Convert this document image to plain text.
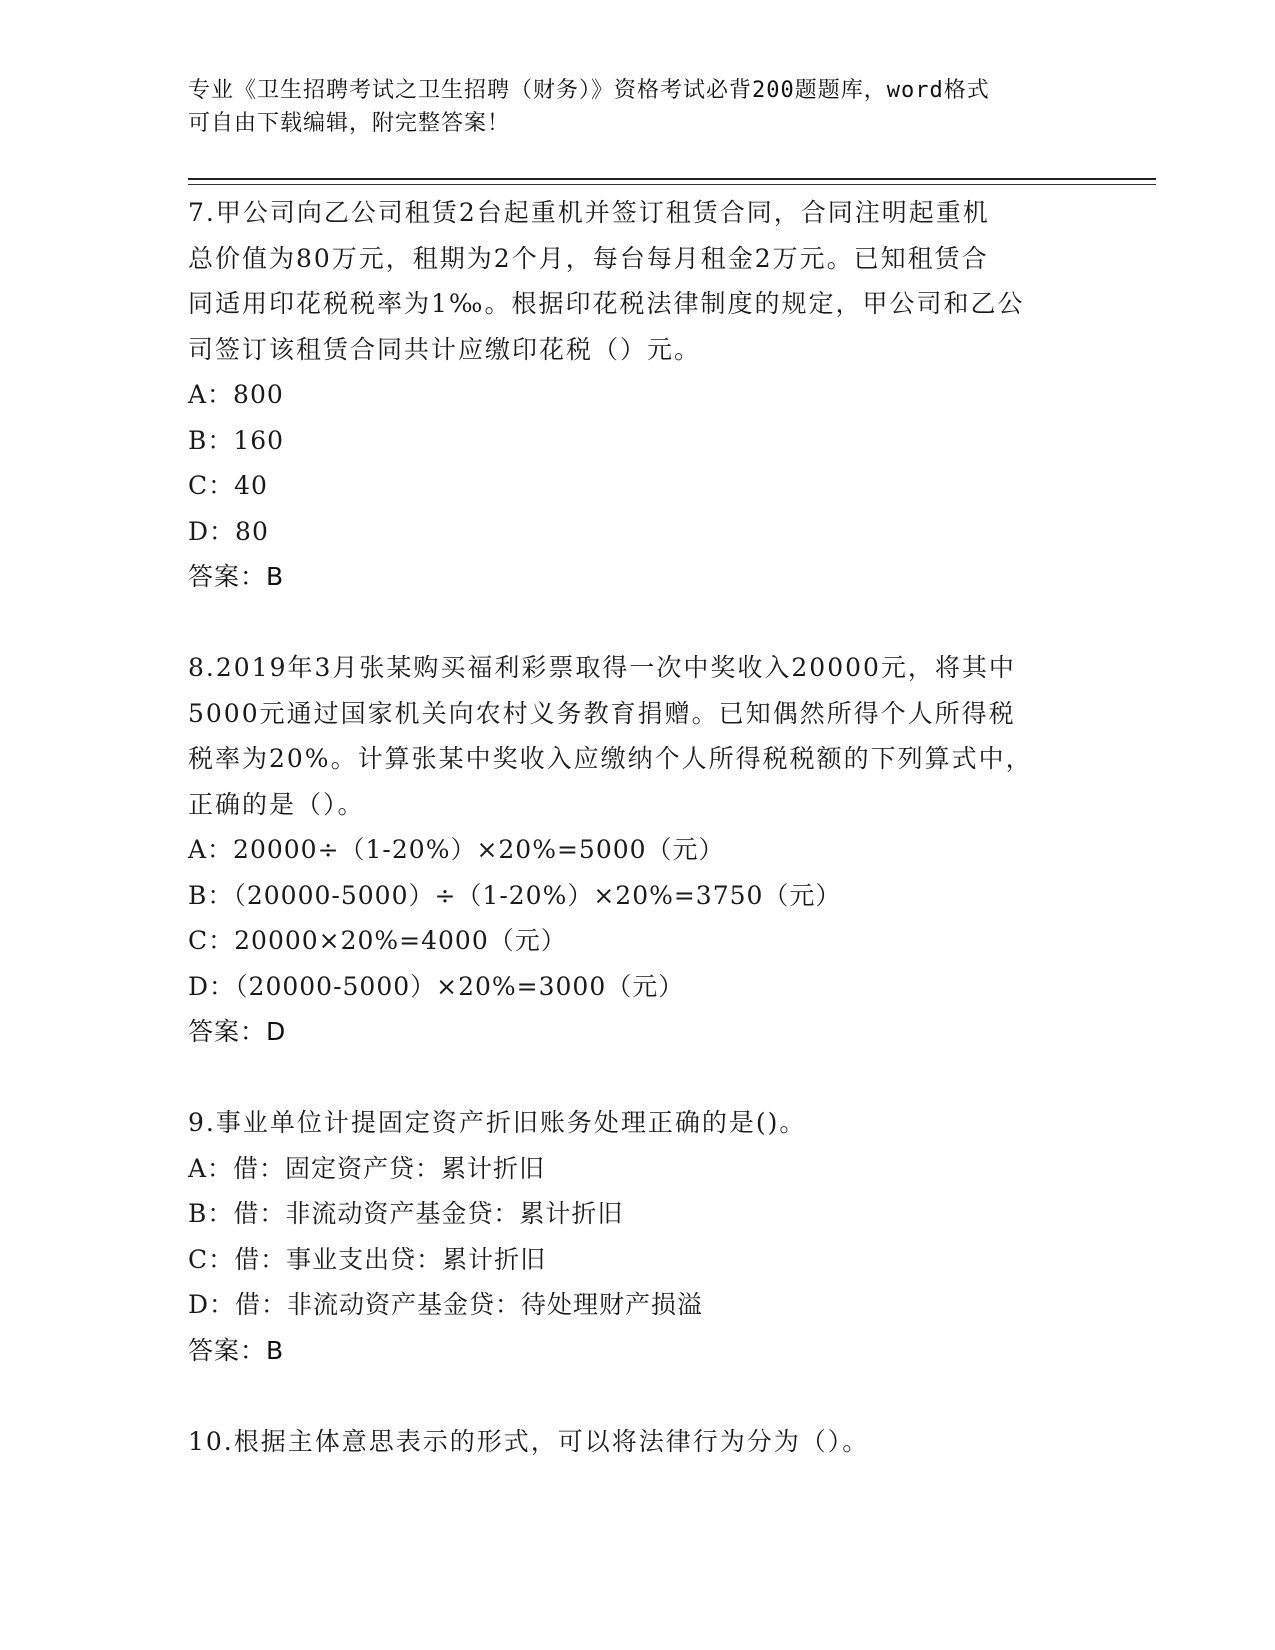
专业《卫生招聘考试之卫生招聘（财务）》资格考试必背200题题库，word格式
可自由下载编辑，附完整答案！
7.甲公司向乙公司租赁2台起重机并签订租赁合同，合同注明起重机
总价值为80万元，租期为2个月，每台每月租金2万元。已知租赁合
同适用印花税税率为1‰。根据印花税法律制度的规定，甲公司和乙公
司签订该租赁合同共计应缴印花税（）元。
A：800
B：160
C：40
D：80
答案：B
8.2019年3月张某购买福利彩票取得一次中奖收入20000元，将其中
5000元通过国家机关向农村义务教育捐赠。已知偶然所得个人所得税
税率为20%。计算张某中奖收入应缴纳个人所得税税额的下列算式中，
正确的是（）。
A：20000÷（1-20%）×20%=5000（元）
B：（20000-5000）÷（1-20%）×20%=3750（元）
C：20000×20%=4000（元）
D：（20000-5000）×20%=3000（元）
答案：D
9.事业单位计提固定资产折旧账务处理正确的是()。
A：借：固定资产贷：累计折旧
B：借：非流动资产基金贷：累计折旧
C：借：事业支出贷：累计折旧
D：借：非流动资产基金贷：待处理财产损溢
答案：B
10.根据主体意思表示的形式，可以将法律行为分为（）。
§ §
--- EXERCISE DESCRIPTION ---
Reproduce the whole listing exactly, but not the images in it.

--- SOLUTION FOR THIS EXERCISE ---
Convert this document image to plain text.
专业《卫生招聘考试之卫生招聘（财务）》资格考试必背200题题库，word格式
可自由下载编辑，附完整答案！
7.甲公司向乙公司租赁2台起重机并签订租赁合同，合同注明起重机
总价值为80万元，租期为2个月，每台每月租金2万元。已知租赁合
同适用印花税税率为1‰。根据印花税法律制度的规定，甲公司和乙公
司签订该租赁合同共计应缴印花税（）元。
A：800
B：160
C：40
D：80
答案：B
8.2019年3月张某购买福利彩票取得一次中奖收入20000元，将其中
5000元通过国家机关向农村义务教育捐赠。已知偶然所得个人所得税
税率为20%。计算张某中奖收入应缴纳个人所得税税额的下列算式中，
正确的是（）。
A：20000÷（1-20%）×20%=5000（元）
B：（20000-5000）÷（1-20%）×20%=3750（元）
C：20000×20%=4000（元）
D：（20000-5000）×20%=3000（元）
答案：D
9.事业单位计提固定资产折旧账务处理正确的是()。
A：借：固定资产贷：累计折旧
B：借：非流动资产基金贷：累计折旧
C：借：事业支出贷：累计折旧
D：借：非流动资产基金贷：待处理财产损溢
答案：B
10.根据主体意思表示的形式，可以将法律行为分为（）。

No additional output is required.